Data records:

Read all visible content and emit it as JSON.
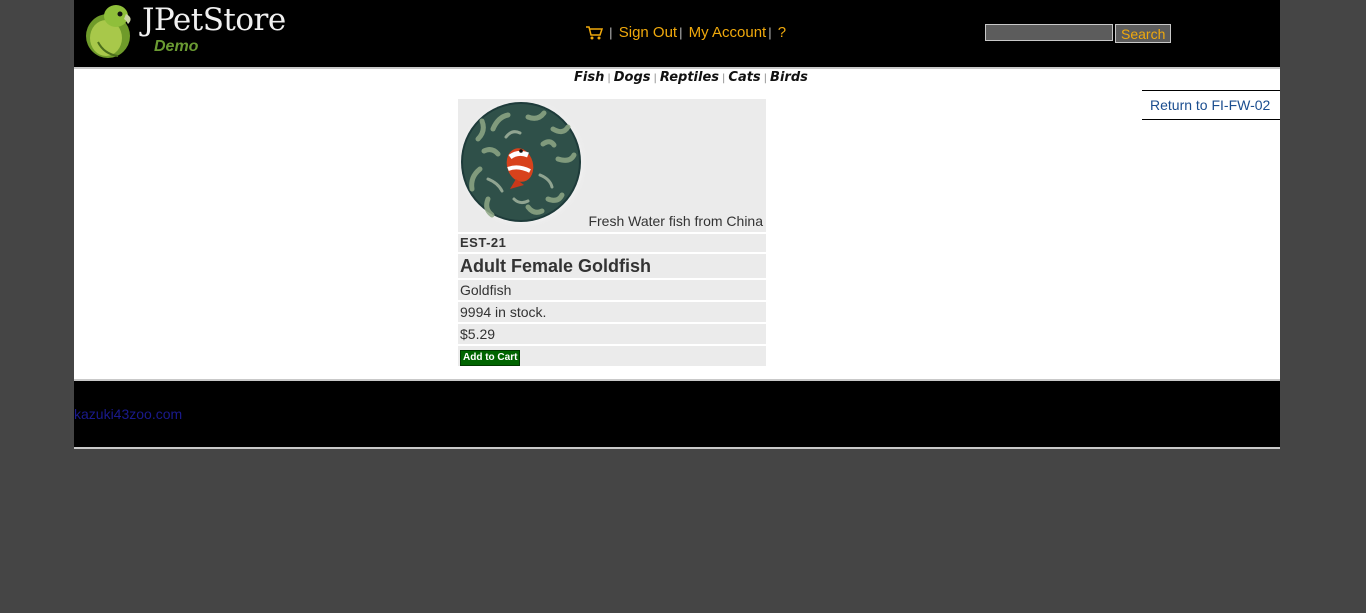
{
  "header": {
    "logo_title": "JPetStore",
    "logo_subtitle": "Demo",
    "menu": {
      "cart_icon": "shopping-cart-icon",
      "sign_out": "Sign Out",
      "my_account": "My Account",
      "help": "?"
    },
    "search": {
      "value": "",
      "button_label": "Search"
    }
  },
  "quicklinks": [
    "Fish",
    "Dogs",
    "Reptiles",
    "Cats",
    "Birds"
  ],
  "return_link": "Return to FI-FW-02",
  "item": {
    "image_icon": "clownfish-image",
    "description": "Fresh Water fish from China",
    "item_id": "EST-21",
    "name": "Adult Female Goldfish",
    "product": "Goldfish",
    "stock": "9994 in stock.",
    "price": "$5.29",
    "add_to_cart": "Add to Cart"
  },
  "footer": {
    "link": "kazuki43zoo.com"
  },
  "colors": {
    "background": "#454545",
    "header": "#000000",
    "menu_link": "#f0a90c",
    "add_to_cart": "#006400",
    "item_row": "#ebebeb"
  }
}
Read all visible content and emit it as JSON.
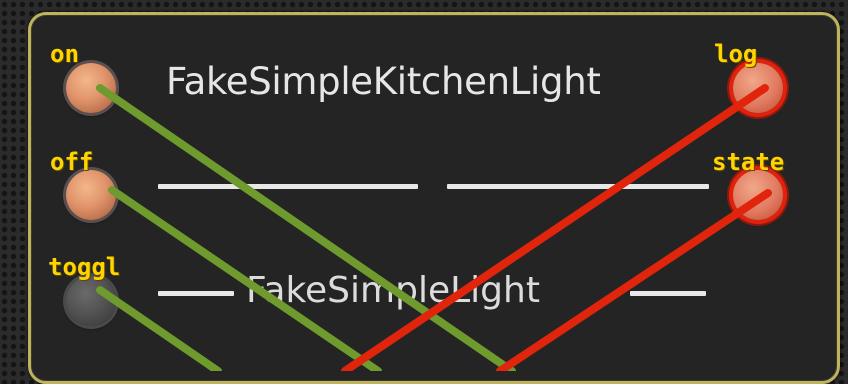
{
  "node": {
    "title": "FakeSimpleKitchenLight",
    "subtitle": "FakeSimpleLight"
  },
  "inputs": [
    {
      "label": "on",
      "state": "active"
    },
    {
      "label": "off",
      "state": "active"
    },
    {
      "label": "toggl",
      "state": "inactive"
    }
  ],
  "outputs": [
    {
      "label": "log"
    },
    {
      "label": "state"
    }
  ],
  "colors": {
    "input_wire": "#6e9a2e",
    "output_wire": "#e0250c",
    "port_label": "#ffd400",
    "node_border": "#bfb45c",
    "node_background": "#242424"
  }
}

Given request: Which lines contain "Goldfish"? Copy each of them out.

Output of the exercise:
    "name": "Adult Female Goldfish",
    "product": "Goldfish",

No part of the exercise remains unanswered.